Activity list
[a] From the passage on the new K-wave, list the incentives it names for taking on that K-wave.
[b] In the passage on the new K-wave, put "clean electricity" in place of "renewable electricity" and write out everything from "Solving these interlocking" down to "steady population rise.".

Source passage

What’s missing at this point is a way to diffuse the new technologies throughout society. You might think that’s no problem with electricity generation, but think again. The places where clean electricity is generated might not be the places that powerlines already run through. For instance, the Chinese built so much solar generating capability recently that it will take five years to hook it all up.
Also, at the moment, electric cars run on batteries that ought to be rechargeable at every parking lot but there aren’t nearly enough charging stations. But even more, why can’t an electric car simply get most of its power from the road? Answering these questions and others will require infrastructure construction typical of what we’ve seen before at the start of a K-wave.
And what about fresh water? It doesn’t rain enough to supply all of the water needs of the planet. Climate change is causing drought in food producing regions and causing farming to move to other areas with different resource complements. Think about Syria. Much of their problems started with a drought in the farming region that caused a population shift to the cities. That simple fact destabilized that country and rippled through many other governments. What if that became a norm?
Solving these interlocking challenges requires some amount of infrastructure construction. That’s what typically happens in the first part of a K-wave and it’s why the new K-wave forming is all about sustainability. The free market is generating a wide variety of signals for both supply and demand that point to converting the energy paradigm from fossil fuels to renewable electricity. We know how to generate clean power and understand the need for new uses such as supporting ecosystem services. We also have a massive incentive for taking on this new K-wave including dwindling conventional energy sources, their attendant pollution, and the steady population rise.

Extracted information
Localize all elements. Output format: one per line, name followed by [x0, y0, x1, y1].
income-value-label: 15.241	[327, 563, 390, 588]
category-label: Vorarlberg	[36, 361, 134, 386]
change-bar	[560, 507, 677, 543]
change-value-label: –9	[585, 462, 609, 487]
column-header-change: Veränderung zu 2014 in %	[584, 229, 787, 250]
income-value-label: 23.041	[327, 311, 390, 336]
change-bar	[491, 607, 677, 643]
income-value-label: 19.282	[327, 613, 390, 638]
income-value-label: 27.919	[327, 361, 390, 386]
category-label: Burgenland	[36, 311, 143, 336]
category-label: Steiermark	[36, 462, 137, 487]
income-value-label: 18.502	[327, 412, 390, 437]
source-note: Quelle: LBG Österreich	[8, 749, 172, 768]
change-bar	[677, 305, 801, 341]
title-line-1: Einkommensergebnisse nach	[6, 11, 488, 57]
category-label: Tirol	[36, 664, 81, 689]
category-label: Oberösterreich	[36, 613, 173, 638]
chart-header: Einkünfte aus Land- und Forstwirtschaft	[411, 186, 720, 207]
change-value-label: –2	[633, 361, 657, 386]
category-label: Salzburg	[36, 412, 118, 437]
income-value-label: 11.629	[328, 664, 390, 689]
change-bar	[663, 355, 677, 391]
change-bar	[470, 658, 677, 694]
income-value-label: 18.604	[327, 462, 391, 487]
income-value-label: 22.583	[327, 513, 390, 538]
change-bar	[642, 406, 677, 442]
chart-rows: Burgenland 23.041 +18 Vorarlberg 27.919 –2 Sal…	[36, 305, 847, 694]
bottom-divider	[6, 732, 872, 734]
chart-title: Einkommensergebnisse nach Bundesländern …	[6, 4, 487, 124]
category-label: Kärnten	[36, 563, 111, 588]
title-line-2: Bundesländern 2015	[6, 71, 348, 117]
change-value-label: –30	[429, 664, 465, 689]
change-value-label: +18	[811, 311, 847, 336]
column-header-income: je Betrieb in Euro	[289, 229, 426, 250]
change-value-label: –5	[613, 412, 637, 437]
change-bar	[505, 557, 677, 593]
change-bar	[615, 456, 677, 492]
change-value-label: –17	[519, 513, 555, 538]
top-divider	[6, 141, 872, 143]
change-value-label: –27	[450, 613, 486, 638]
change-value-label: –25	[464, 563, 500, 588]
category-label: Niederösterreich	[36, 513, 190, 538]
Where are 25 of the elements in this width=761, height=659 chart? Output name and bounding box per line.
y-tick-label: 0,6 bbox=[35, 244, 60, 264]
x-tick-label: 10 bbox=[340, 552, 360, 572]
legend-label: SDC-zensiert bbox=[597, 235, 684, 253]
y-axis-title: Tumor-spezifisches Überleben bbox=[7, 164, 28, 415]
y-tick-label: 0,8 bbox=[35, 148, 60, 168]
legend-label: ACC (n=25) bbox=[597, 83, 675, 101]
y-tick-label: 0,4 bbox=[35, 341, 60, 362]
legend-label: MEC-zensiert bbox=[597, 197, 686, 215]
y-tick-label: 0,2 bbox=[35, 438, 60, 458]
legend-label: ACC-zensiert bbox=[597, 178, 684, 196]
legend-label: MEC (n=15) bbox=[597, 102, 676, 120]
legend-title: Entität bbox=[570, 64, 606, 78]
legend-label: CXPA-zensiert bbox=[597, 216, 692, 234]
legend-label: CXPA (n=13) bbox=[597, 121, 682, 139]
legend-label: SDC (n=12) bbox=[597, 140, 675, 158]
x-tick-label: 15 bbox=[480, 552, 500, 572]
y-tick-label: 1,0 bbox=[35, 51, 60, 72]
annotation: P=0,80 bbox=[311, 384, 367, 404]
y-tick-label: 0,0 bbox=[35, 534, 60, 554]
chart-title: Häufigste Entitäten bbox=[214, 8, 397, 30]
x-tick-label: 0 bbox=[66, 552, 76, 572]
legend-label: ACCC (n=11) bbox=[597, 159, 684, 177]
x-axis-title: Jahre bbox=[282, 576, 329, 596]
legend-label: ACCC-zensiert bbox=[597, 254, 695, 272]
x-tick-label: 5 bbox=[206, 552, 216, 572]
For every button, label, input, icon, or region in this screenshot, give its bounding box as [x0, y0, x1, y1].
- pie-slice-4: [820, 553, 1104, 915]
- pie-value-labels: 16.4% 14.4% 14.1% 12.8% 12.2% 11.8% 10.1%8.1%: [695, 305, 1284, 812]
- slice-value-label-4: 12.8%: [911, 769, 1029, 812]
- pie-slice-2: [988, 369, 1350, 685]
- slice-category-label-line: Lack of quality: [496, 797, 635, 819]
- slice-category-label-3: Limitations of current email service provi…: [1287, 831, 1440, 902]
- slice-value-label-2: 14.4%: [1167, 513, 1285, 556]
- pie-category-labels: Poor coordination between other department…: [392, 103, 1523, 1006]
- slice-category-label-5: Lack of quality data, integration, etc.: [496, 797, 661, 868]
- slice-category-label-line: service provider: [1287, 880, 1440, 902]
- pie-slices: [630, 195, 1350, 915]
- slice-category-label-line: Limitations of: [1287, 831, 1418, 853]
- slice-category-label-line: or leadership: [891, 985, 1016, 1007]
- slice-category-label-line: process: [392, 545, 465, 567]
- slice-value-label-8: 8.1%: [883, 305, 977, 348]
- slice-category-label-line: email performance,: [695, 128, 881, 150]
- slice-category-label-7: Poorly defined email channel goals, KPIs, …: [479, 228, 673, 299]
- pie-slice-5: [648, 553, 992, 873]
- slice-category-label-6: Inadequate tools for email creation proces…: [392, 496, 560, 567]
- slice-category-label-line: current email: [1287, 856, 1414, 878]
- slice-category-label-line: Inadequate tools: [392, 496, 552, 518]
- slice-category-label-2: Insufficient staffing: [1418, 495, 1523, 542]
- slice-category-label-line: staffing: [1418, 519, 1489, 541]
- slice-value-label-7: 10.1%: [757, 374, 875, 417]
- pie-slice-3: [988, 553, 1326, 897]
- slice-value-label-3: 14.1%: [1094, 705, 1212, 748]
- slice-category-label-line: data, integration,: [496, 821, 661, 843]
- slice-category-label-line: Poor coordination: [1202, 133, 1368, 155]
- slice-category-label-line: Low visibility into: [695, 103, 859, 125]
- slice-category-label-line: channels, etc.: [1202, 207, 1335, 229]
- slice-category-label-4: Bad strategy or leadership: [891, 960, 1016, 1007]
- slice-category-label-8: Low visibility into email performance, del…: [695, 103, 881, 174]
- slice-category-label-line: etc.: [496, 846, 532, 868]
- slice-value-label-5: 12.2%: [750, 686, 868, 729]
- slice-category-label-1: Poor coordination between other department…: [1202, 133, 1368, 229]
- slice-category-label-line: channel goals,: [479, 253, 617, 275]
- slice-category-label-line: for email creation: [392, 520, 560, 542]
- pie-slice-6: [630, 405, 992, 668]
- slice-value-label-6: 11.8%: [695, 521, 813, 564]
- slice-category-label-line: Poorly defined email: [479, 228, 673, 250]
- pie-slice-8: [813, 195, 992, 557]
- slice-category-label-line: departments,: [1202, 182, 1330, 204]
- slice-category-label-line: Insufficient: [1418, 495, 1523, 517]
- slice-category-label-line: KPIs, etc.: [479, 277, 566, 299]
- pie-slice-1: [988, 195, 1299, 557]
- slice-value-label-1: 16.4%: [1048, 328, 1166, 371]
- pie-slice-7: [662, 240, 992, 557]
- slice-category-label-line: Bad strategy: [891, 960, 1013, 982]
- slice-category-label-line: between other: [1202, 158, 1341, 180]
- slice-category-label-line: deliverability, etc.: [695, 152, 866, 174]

Exercise solutions
[a]
- Dwindling conventional energy sources
- Their attendant pollution
- The steady population rise

[b]
Solving these interlocking challenges requires some amount of infrastructure construction. That’s what typically happens in the first part of a K-wave and it’s why the new K-wave forming is all about sustainability. The free market is generating a wide variety of signals for both supply and demand that point to converting the energy paradigm from fossil fuels to clean electricity. We know how to generate clean power and understand the need for new uses such as supporting ecosystem services. We also have a massive incentive for taking on this new K-wave including dwindling conventional energy sources, their attendant pollution, and the steady population rise.